**ACTIVITY:** Lines from the material below that hold the string "threshold" are what is needed; copy each of them.

**TASK MATERIAL:**
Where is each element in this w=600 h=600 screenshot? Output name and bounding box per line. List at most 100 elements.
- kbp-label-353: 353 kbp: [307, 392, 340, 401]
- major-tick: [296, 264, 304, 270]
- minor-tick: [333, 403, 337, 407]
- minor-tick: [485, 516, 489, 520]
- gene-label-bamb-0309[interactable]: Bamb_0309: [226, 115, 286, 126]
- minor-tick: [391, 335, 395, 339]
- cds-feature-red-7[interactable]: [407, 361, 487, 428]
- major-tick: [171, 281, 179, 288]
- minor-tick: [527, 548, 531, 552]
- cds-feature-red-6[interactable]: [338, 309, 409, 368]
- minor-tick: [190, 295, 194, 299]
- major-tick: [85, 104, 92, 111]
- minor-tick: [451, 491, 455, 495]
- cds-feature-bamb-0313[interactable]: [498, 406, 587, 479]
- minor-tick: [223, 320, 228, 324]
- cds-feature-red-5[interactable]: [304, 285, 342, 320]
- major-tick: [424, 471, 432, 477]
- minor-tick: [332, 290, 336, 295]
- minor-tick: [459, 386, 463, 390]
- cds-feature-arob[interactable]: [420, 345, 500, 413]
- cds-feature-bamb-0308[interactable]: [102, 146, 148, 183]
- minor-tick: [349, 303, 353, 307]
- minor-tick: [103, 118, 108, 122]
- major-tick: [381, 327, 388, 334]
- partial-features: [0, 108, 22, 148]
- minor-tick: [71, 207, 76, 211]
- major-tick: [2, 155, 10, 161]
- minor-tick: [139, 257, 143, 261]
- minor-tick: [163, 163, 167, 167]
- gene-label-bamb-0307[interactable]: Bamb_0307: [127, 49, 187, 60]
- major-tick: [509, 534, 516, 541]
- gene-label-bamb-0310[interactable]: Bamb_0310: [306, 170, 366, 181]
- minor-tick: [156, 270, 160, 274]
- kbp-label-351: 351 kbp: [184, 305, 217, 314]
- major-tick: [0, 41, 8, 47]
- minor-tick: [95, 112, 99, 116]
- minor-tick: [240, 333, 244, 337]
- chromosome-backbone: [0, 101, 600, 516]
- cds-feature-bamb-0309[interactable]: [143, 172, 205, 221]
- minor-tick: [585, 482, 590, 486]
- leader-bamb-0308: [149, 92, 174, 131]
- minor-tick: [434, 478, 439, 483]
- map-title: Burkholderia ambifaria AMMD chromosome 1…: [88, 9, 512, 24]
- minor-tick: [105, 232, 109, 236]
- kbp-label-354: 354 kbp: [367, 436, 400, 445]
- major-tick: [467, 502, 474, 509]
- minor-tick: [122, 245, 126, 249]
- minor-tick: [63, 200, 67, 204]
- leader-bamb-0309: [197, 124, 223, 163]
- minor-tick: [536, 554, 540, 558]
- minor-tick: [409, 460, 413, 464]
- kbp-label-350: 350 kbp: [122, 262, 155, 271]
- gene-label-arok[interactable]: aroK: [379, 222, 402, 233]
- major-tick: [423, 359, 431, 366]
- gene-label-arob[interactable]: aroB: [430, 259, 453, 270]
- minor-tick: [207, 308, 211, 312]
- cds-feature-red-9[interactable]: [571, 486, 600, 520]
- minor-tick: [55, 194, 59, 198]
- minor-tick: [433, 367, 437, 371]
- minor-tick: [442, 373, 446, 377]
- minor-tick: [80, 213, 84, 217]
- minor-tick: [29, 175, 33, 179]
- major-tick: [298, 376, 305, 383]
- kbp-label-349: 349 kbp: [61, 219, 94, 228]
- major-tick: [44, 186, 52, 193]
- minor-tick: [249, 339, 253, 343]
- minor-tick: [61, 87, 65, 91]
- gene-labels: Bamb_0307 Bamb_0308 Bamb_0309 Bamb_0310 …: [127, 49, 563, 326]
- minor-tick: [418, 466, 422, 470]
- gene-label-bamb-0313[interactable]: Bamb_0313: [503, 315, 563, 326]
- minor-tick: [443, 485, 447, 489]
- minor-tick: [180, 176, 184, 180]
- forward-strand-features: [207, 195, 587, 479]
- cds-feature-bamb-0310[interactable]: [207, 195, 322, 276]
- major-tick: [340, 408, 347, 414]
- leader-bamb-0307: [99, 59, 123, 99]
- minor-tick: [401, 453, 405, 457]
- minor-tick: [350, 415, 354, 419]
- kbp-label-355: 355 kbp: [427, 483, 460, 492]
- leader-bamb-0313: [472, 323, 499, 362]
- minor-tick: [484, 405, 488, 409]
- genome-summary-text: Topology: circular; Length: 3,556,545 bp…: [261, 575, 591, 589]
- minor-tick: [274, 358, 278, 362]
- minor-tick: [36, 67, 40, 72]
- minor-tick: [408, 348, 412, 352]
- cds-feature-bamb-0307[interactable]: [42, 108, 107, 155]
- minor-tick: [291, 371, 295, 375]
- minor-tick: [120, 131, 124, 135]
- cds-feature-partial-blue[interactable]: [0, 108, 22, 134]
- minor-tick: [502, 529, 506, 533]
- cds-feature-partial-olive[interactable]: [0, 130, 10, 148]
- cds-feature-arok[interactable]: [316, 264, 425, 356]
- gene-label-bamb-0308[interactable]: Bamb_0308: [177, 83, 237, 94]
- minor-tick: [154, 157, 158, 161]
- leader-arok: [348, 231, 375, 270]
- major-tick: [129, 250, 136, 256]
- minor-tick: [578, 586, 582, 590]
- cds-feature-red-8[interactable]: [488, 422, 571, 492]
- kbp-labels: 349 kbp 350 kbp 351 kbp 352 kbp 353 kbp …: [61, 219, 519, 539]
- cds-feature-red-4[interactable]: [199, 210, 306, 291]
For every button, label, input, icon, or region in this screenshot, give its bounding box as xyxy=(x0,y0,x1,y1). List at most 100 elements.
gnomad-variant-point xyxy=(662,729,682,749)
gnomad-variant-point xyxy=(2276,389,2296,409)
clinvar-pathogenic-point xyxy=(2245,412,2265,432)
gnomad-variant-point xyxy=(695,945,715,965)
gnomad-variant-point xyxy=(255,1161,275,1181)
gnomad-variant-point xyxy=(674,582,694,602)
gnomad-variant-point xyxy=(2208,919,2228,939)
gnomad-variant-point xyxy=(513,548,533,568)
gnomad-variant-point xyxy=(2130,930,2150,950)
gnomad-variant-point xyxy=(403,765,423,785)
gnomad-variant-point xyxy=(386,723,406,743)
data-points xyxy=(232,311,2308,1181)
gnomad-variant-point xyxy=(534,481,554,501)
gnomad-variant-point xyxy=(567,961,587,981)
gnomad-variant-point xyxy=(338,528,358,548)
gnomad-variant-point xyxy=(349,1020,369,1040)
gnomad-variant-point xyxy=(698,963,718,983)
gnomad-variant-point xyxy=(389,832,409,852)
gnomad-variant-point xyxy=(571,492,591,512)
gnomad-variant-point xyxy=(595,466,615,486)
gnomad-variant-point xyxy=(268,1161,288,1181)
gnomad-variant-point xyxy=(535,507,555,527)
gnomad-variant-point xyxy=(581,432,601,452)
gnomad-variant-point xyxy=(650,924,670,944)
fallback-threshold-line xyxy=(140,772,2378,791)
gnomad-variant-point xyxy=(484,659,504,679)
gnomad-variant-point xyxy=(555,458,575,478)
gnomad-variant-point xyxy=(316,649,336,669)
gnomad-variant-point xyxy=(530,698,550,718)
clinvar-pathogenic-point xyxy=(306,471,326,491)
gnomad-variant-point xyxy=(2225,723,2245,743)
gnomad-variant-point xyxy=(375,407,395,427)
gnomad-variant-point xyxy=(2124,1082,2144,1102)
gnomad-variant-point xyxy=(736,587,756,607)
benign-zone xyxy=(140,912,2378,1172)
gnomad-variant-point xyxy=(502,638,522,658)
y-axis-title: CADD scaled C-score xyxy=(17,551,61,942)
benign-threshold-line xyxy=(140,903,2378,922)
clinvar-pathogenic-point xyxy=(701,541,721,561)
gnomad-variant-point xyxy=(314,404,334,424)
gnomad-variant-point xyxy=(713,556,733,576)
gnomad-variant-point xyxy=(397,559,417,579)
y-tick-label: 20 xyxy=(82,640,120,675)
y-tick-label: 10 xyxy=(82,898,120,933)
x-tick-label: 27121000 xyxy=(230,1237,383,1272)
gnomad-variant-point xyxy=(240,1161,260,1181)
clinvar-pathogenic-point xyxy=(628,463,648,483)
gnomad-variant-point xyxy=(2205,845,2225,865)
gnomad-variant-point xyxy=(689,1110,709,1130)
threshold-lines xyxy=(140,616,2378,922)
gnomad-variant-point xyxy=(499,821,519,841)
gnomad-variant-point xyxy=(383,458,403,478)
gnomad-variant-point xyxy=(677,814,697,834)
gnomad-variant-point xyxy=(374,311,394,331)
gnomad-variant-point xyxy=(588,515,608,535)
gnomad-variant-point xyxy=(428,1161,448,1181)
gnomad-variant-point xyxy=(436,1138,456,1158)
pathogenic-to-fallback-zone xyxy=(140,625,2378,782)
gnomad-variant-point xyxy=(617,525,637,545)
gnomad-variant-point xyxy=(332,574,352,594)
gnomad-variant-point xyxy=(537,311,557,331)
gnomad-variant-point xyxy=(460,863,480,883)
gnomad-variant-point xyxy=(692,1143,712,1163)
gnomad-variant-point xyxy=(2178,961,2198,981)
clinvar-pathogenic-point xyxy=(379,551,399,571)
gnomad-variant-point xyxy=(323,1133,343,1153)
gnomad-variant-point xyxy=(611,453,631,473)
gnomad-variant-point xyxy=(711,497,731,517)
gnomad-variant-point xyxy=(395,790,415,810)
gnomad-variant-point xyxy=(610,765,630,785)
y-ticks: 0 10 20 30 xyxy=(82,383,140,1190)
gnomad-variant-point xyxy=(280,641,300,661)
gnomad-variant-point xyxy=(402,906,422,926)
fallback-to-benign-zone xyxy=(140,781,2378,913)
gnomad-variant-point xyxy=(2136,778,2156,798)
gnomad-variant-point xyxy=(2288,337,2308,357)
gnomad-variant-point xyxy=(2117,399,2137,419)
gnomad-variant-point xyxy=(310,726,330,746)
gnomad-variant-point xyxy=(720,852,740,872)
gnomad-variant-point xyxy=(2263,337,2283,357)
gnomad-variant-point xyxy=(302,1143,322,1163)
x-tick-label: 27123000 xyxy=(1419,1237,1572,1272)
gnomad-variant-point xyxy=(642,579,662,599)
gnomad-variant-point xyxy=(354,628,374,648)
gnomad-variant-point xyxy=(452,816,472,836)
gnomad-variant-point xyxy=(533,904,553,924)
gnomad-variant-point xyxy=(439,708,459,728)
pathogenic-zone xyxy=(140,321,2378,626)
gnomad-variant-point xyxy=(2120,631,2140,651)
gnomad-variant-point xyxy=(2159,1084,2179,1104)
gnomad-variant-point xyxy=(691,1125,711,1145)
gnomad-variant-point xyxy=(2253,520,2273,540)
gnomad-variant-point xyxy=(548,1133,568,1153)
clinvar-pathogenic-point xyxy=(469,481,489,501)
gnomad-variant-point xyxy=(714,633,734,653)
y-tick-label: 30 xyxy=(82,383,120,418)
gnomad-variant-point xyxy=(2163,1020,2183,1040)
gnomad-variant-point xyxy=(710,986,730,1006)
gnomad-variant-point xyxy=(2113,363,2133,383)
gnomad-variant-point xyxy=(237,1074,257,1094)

**ANSWER FOR THIS EXERCISE:**
fallback-threshold-line xyxy=(140,772,2378,791)
benign-threshold-line xyxy=(140,903,2378,922)
threshold-lines xyxy=(140,616,2378,922)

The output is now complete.